_What this task involves:_
Note each line that includes the word "Count". Copy those lines.

_The data:_
* * * * * * * * *

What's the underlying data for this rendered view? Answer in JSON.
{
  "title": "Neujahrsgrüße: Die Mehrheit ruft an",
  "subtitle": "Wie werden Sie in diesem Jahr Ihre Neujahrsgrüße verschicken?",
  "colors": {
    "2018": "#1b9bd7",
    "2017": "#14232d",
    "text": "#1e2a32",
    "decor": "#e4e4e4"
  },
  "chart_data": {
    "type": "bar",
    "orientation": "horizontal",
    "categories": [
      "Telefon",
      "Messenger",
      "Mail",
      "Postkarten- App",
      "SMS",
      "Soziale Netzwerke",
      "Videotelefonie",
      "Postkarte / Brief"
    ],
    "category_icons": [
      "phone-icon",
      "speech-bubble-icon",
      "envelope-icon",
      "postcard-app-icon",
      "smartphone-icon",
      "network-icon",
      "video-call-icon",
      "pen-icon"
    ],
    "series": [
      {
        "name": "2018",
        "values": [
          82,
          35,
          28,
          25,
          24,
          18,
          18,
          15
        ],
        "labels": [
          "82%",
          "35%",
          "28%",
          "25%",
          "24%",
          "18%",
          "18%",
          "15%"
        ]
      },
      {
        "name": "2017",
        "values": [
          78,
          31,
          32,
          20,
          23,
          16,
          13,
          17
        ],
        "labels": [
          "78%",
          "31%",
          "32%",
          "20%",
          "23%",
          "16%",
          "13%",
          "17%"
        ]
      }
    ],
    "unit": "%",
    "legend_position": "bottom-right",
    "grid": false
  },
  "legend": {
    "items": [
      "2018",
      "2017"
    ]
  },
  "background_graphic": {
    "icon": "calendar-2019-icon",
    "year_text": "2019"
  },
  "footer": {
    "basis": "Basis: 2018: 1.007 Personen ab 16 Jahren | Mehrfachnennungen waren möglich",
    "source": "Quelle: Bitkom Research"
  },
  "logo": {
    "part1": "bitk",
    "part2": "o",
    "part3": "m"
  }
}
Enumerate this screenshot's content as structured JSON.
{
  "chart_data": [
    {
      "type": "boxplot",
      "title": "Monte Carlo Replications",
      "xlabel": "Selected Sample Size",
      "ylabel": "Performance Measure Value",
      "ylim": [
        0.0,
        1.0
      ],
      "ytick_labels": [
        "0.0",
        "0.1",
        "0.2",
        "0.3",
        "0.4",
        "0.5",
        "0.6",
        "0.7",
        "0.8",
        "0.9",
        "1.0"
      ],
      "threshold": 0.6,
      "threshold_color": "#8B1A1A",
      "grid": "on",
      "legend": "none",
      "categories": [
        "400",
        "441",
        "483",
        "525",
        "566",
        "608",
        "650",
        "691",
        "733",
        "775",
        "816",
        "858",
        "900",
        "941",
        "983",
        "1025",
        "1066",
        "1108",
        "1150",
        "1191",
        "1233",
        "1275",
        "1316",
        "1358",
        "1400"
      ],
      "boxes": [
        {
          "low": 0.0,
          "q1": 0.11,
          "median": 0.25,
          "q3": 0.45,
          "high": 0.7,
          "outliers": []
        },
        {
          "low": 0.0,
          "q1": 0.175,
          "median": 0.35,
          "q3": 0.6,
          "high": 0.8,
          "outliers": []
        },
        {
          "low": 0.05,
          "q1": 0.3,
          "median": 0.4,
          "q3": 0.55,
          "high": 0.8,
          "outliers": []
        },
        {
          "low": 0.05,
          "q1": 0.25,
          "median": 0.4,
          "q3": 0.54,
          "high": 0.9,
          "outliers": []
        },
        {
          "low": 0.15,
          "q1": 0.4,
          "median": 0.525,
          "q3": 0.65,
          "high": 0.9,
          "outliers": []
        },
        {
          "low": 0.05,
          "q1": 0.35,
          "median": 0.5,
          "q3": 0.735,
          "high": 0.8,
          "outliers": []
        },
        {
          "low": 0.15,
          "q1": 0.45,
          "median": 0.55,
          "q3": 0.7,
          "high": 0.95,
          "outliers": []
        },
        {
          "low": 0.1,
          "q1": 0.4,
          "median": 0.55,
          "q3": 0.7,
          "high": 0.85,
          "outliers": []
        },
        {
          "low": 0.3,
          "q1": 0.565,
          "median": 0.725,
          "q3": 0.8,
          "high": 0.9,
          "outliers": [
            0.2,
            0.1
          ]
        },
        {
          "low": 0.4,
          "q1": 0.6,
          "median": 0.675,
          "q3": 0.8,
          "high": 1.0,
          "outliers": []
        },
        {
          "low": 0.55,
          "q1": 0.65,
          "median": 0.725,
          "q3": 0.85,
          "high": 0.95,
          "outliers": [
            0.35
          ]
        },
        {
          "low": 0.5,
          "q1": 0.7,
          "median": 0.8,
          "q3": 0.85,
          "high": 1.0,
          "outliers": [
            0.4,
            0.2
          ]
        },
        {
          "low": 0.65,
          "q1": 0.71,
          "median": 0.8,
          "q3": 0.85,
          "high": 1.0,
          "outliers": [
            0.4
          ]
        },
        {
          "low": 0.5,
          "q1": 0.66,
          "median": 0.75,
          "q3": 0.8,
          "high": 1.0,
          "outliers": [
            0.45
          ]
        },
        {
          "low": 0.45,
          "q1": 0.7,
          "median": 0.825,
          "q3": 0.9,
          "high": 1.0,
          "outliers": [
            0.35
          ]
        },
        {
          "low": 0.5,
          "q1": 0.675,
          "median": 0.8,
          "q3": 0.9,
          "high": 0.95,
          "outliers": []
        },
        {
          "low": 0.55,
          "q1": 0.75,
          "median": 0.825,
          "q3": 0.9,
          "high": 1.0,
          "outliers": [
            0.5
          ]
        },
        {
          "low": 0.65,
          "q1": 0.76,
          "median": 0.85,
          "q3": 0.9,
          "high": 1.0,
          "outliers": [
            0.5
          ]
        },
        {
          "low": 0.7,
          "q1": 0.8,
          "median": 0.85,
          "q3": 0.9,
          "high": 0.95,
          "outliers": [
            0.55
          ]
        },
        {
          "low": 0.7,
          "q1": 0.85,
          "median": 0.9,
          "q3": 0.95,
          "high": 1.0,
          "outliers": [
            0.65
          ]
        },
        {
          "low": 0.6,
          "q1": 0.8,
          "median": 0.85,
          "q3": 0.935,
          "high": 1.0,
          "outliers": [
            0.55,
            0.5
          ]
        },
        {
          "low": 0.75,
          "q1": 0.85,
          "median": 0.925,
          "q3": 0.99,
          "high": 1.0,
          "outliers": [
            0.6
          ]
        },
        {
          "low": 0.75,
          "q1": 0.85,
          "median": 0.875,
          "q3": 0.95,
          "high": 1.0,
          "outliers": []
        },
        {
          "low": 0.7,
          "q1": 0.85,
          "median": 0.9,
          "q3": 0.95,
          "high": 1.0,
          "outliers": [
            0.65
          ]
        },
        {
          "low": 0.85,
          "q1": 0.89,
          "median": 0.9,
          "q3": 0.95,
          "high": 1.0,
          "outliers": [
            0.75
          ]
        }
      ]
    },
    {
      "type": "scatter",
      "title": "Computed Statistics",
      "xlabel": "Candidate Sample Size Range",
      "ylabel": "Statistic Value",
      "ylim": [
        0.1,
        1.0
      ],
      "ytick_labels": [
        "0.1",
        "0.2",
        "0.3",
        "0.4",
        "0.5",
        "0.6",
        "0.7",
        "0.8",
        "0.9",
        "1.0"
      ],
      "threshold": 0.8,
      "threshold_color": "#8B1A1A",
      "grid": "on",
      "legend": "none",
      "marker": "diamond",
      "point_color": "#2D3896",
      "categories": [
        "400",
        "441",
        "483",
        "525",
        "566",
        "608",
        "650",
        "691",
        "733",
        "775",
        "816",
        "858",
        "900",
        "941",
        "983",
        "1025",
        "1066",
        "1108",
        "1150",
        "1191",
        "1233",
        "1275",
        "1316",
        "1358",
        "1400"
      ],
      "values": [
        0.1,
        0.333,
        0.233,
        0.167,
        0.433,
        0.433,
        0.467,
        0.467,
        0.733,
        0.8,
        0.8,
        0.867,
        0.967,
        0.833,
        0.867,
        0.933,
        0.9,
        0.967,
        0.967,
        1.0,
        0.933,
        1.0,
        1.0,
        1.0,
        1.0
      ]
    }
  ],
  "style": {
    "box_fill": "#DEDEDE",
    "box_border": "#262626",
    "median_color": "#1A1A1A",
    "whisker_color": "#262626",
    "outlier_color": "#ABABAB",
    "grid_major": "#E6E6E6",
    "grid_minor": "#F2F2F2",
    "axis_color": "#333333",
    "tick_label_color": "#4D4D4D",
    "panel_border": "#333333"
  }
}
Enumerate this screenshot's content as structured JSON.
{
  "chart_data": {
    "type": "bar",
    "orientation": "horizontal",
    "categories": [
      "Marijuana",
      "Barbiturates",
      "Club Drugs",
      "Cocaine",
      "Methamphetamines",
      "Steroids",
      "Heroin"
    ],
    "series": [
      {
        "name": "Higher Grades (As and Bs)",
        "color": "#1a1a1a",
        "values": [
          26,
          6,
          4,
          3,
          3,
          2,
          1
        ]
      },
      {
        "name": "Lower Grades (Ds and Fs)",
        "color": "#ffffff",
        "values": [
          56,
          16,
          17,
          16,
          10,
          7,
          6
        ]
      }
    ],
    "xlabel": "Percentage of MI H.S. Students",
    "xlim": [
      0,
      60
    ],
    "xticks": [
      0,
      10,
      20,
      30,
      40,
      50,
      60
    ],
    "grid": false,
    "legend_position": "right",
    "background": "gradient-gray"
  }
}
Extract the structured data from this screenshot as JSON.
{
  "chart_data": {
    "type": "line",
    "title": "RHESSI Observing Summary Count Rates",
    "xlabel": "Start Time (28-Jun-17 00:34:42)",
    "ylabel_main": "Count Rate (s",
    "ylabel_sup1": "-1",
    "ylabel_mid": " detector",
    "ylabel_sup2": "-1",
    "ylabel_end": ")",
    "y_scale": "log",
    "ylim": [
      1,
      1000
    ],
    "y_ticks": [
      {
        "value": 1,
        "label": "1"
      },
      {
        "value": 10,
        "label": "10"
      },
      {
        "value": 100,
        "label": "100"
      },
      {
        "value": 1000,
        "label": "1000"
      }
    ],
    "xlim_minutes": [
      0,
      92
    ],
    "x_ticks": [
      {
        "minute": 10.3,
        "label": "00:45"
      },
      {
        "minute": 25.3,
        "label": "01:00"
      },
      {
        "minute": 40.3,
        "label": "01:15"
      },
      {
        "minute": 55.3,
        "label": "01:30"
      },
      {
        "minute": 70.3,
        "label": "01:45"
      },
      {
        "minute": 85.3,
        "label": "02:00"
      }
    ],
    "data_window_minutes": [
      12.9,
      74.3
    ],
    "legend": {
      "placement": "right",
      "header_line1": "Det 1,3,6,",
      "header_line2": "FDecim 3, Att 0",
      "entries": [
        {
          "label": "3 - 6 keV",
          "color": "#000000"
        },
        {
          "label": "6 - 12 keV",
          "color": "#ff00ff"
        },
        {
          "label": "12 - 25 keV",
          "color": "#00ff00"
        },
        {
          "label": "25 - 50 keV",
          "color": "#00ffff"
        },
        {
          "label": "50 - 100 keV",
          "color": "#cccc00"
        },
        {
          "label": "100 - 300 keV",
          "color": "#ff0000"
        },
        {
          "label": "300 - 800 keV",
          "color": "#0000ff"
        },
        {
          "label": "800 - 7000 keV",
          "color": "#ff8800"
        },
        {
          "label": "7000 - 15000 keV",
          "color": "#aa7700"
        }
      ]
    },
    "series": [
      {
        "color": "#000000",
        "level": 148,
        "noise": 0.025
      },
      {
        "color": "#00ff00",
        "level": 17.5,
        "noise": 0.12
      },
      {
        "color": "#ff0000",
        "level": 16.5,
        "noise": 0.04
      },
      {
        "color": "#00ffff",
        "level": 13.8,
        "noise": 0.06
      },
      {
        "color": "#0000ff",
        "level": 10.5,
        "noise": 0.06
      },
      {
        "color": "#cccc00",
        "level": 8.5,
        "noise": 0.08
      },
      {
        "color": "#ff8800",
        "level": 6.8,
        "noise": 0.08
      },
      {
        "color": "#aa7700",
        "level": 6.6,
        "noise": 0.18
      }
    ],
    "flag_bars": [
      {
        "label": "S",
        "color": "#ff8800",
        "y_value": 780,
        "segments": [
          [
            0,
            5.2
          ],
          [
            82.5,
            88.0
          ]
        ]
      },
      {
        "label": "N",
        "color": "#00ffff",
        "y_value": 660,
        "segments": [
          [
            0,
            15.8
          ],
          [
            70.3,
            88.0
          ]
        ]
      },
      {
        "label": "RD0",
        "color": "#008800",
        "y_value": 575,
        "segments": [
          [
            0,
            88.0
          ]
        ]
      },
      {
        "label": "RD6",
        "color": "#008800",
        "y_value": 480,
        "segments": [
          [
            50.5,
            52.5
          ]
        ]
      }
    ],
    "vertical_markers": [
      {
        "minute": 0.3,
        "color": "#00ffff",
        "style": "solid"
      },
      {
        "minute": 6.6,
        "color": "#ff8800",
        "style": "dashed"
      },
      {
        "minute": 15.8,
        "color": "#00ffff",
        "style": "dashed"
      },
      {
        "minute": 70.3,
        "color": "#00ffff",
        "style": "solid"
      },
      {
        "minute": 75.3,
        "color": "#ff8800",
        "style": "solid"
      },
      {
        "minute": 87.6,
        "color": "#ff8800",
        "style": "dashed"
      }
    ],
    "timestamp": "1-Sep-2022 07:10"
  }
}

* * * * * * * * *

_Response below:_
    "title": "RHESSI Observing Summary Count Rates",
    "ylabel_main": "Count Rate (s",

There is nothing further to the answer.